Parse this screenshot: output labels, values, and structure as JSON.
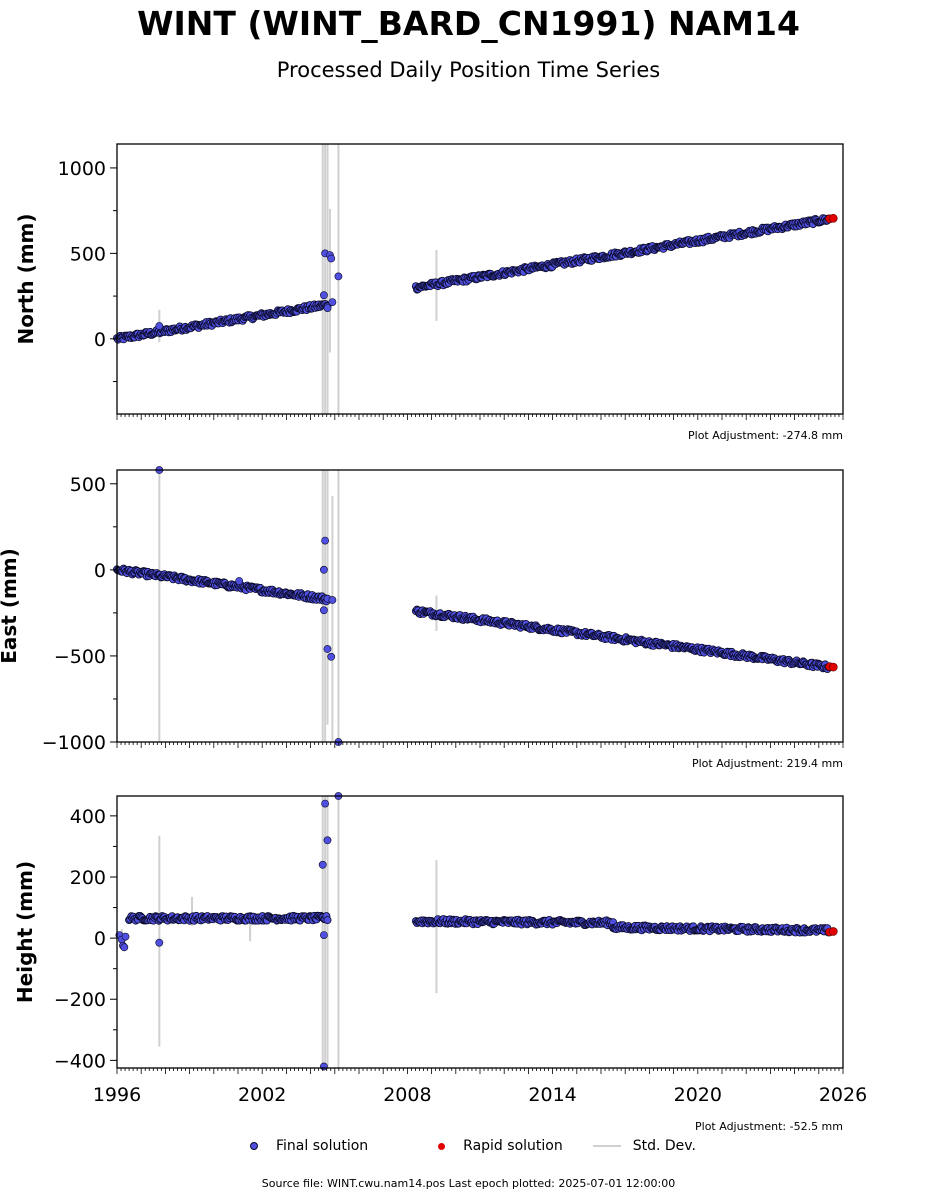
{
  "title": "WINT (WINT_BARD_CN1991) NAM14",
  "subtitle": "Processed Daily Position Time Series",
  "source": "Source file: WINT.cwu.nam14.pos  Last epoch plotted: 2025-07-01 12:00:00",
  "legend": {
    "final": "Final solution",
    "rapid": "Rapid solution",
    "std": "Std. Dev."
  },
  "colors": {
    "final_fill": "#5050e0",
    "final_edge": "#0a0a28",
    "rapid": "#e00000",
    "std_dev": "#d0d0d0"
  },
  "chart_data": [
    {
      "type": "scatter",
      "ylabel": "North (mm)",
      "adjustment": "Plot Adjustment: -274.8 mm",
      "xlim": [
        1996,
        2026
      ],
      "ylim": [
        -440,
        1140
      ],
      "yticks": [
        0,
        500,
        1000
      ],
      "gaps": [
        [
          2005.1,
          2008.35
        ]
      ],
      "segments": [
        {
          "series": "final",
          "x": [
            1996.0,
            2004.7
          ],
          "y": [
            0,
            200
          ]
        },
        {
          "series": "final",
          "x": [
            2008.35,
            2025.4
          ],
          "y": [
            300,
            700
          ]
        }
      ],
      "outliers": [
        {
          "x": 1997.75,
          "y": 75
        },
        {
          "x": 2004.55,
          "y": 255
        },
        {
          "x": 2004.6,
          "y": 500
        },
        {
          "x": 2004.8,
          "y": 490
        },
        {
          "x": 2004.85,
          "y": 470
        },
        {
          "x": 2005.15,
          "y": 365
        },
        {
          "x": 2004.7,
          "y": 180
        },
        {
          "x": 2004.9,
          "y": 215
        }
      ],
      "rapid": {
        "x": [
          2025.45,
          2025.6
        ],
        "y": [
          702,
          705
        ]
      },
      "stddev_bars": [
        {
          "x": 1997.75,
          "ylo": -20,
          "yhi": 170
        },
        {
          "x": 2004.5,
          "ylo": -440,
          "yhi": 1140
        },
        {
          "x": 2004.6,
          "ylo": -440,
          "yhi": 1140
        },
        {
          "x": 2004.7,
          "ylo": -440,
          "yhi": 1140
        },
        {
          "x": 2004.8,
          "ylo": -80,
          "yhi": 760
        },
        {
          "x": 2005.15,
          "ylo": -440,
          "yhi": 1140
        },
        {
          "x": 2009.2,
          "ylo": 105,
          "yhi": 520
        }
      ]
    },
    {
      "type": "scatter",
      "ylabel": "East (mm)",
      "adjustment": "Plot Adjustment: 219.4 mm",
      "xlim": [
        1996,
        2026
      ],
      "ylim": [
        -1000,
        580
      ],
      "yticks": [
        -1000,
        -500,
        0,
        500
      ],
      "gaps": [
        [
          2005.1,
          2008.35
        ]
      ],
      "segments": [
        {
          "series": "final",
          "x": [
            1996.0,
            2004.7
          ],
          "y": [
            0,
            -170
          ]
        },
        {
          "series": "final",
          "x": [
            2008.35,
            2025.4
          ],
          "y": [
            -240,
            -565
          ]
        }
      ],
      "outliers": [
        {
          "x": 1997.75,
          "y": 580
        },
        {
          "x": 2004.55,
          "y": 0
        },
        {
          "x": 2004.6,
          "y": 170
        },
        {
          "x": 2004.55,
          "y": -235
        },
        {
          "x": 2004.7,
          "y": -460
        },
        {
          "x": 2004.85,
          "y": -505
        },
        {
          "x": 2005.15,
          "y": -1000
        },
        {
          "x": 2001.05,
          "y": -65
        },
        {
          "x": 2004.9,
          "y": -175
        }
      ],
      "rapid": {
        "x": [
          2025.45,
          2025.6
        ],
        "y": [
          -562,
          -565
        ]
      },
      "stddev_bars": [
        {
          "x": 1997.75,
          "ylo": -1000,
          "yhi": 580
        },
        {
          "x": 2004.5,
          "ylo": -1000,
          "yhi": 580
        },
        {
          "x": 2004.6,
          "ylo": -1000,
          "yhi": 580
        },
        {
          "x": 2004.7,
          "ylo": -900,
          "yhi": 580
        },
        {
          "x": 2004.9,
          "ylo": -1000,
          "yhi": 430
        },
        {
          "x": 2005.15,
          "ylo": -1000,
          "yhi": 580
        },
        {
          "x": 2009.2,
          "ylo": -355,
          "yhi": -150
        }
      ]
    },
    {
      "type": "scatter",
      "ylabel": "Height (mm)",
      "adjustment": "Plot Adjustment: -52.5 mm",
      "xlim": [
        1996,
        2026
      ],
      "ylim": [
        -425,
        465
      ],
      "yticks": [
        -400,
        -200,
        0,
        200,
        400
      ],
      "xticks": [
        1996,
        2002,
        2008,
        2014,
        2020,
        2026
      ],
      "gaps": [
        [
          2005.1,
          2008.35
        ]
      ],
      "segments": [
        {
          "series": "final",
          "x": [
            1996.5,
            2004.7
          ],
          "y": [
            65,
            65
          ]
        },
        {
          "series": "final",
          "x": [
            2008.35,
            2016.5
          ],
          "y": [
            55,
            50
          ]
        },
        {
          "series": "final",
          "x": [
            2016.5,
            2025.4
          ],
          "y": [
            35,
            25
          ]
        }
      ],
      "outliers": [
        {
          "x": 1996.1,
          "y": 10
        },
        {
          "x": 1996.2,
          "y": -5
        },
        {
          "x": 1996.25,
          "y": -25
        },
        {
          "x": 1996.3,
          "y": -30
        },
        {
          "x": 1996.35,
          "y": 5
        },
        {
          "x": 1997.75,
          "y": -15
        },
        {
          "x": 2004.5,
          "y": 240
        },
        {
          "x": 2004.6,
          "y": 440
        },
        {
          "x": 2004.7,
          "y": 320
        },
        {
          "x": 2004.55,
          "y": 10
        },
        {
          "x": 2004.55,
          "y": -420
        },
        {
          "x": 2005.15,
          "y": 465
        }
      ],
      "rapid": {
        "x": [
          2025.45,
          2025.6
        ],
        "y": [
          20,
          22
        ]
      },
      "stddev_bars": [
        {
          "x": 1996.2,
          "ylo": -40,
          "yhi": 30
        },
        {
          "x": 1997.75,
          "ylo": -355,
          "yhi": 335
        },
        {
          "x": 1999.1,
          "ylo": 40,
          "yhi": 135
        },
        {
          "x": 2001.5,
          "ylo": -10,
          "yhi": 80
        },
        {
          "x": 2004.5,
          "ylo": -425,
          "yhi": 465
        },
        {
          "x": 2004.6,
          "ylo": -425,
          "yhi": 465
        },
        {
          "x": 2004.7,
          "ylo": -425,
          "yhi": 465
        },
        {
          "x": 2005.15,
          "ylo": -425,
          "yhi": 465
        },
        {
          "x": 2009.2,
          "ylo": -180,
          "yhi": 255
        }
      ]
    }
  ]
}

-------

EXERCISE REQUIREMENTS:
Of all the lines above, how many contain "WINT"? Give the number and nothing more.

EXERCISE ANSWER:
2